<<<<
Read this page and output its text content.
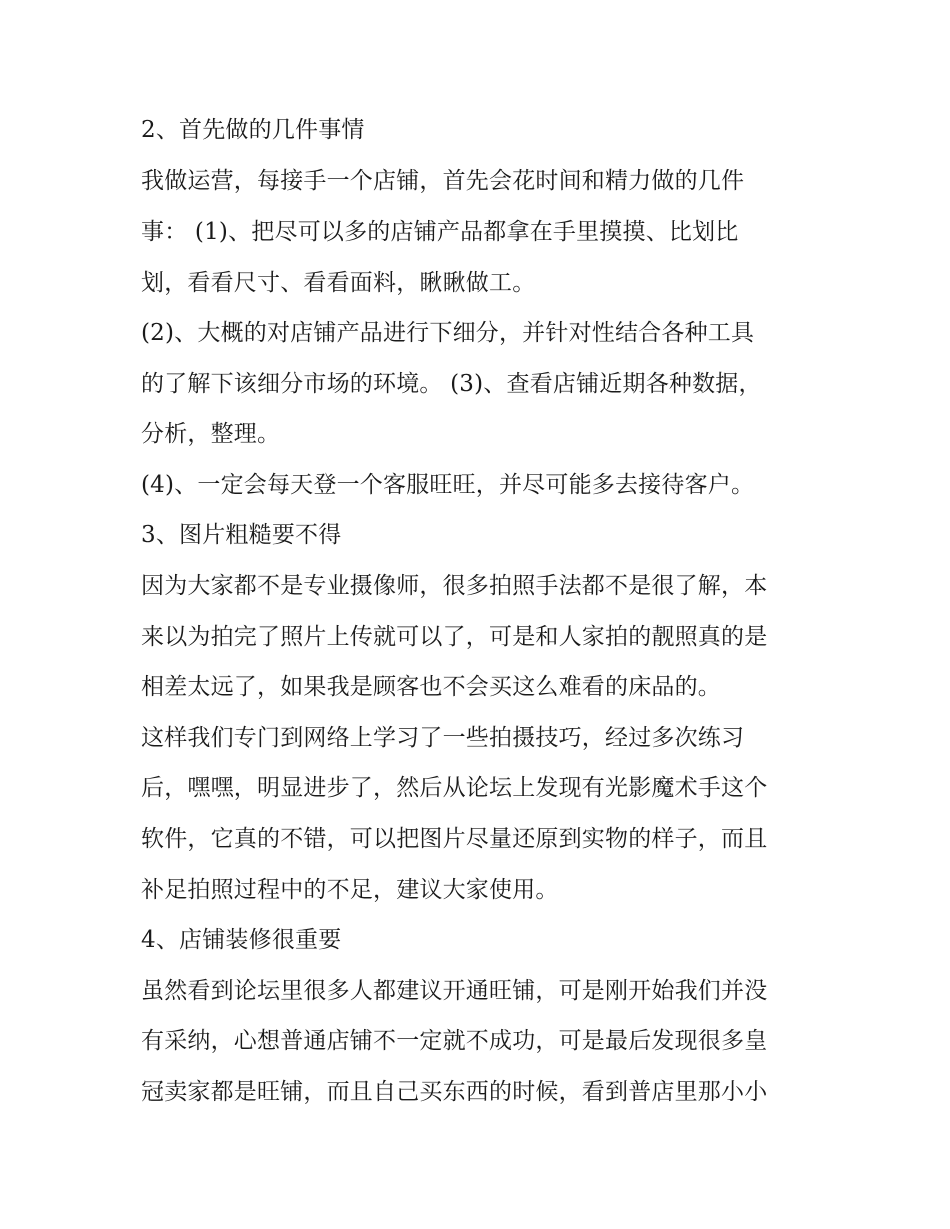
2、首先做的几件事情
我做运营，每接手一个店铺，首先会花时间和精力做的几件
事： (1)、把尽可以多的店铺产品都拿在手里摸摸、比划比
划，看看尺寸、看看面料，瞅瞅做工。
(2)、大概的对店铺产品进行下细分，并针对性结合各种工具
的了解下该细分市场的环境。 (3)、查看店铺近期各种数据，
分析，整理。
(4)、一定会每天登一个客服旺旺，并尽可能多去接待客户。
3、图片粗糙要不得
因为大家都不是专业摄像师，很多拍照手法都不是很了解，本
来以为拍完了照片上传就可以了，可是和人家拍的靓照真的是
相差太远了，如果我是顾客也不会买这么难看的床品的。
这样我们专门到网络上学习了一些拍摄技巧，经过多次练习
后，嘿嘿，明显进步了，然后从论坛上发现有光影魔术手这个
软件，它真的不错，可以把图片尽量还原到实物的样子，而且
补足拍照过程中的不足，建议大家使用。
4、店铺装修很重要
虽然看到论坛里很多人都建议开通旺铺，可是刚开始我们并没
有采纳，心想普通店铺不一定就不成功，可是最后发现很多皇
冠卖家都是旺铺，而且自己买东西的时候，看到普店里那小小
>>>>
### EXERCISE BRIEF
Quote the data exactly, leaving every image out of the copy.

### OUTPUT FOR THIS EXERCISE
Read this page and output its text content.
2、首先做的几件事情
我做运营，每接手一个店铺，首先会花时间和精力做的几件
事： (1)、把尽可以多的店铺产品都拿在手里摸摸、比划比
划，看看尺寸、看看面料，瞅瞅做工。
(2)、大概的对店铺产品进行下细分，并针对性结合各种工具
的了解下该细分市场的环境。 (3)、查看店铺近期各种数据，
分析，整理。
(4)、一定会每天登一个客服旺旺，并尽可能多去接待客户。
3、图片粗糙要不得
因为大家都不是专业摄像师，很多拍照手法都不是很了解，本
来以为拍完了照片上传就可以了，可是和人家拍的靓照真的是
相差太远了，如果我是顾客也不会买这么难看的床品的。
这样我们专门到网络上学习了一些拍摄技巧，经过多次练习
后，嘿嘿，明显进步了，然后从论坛上发现有光影魔术手这个
软件，它真的不错，可以把图片尽量还原到实物的样子，而且
补足拍照过程中的不足，建议大家使用。
4、店铺装修很重要
虽然看到论坛里很多人都建议开通旺铺，可是刚开始我们并没
有采纳，心想普通店铺不一定就不成功，可是最后发现很多皇
冠卖家都是旺铺，而且自己买东西的时候，看到普店里那小小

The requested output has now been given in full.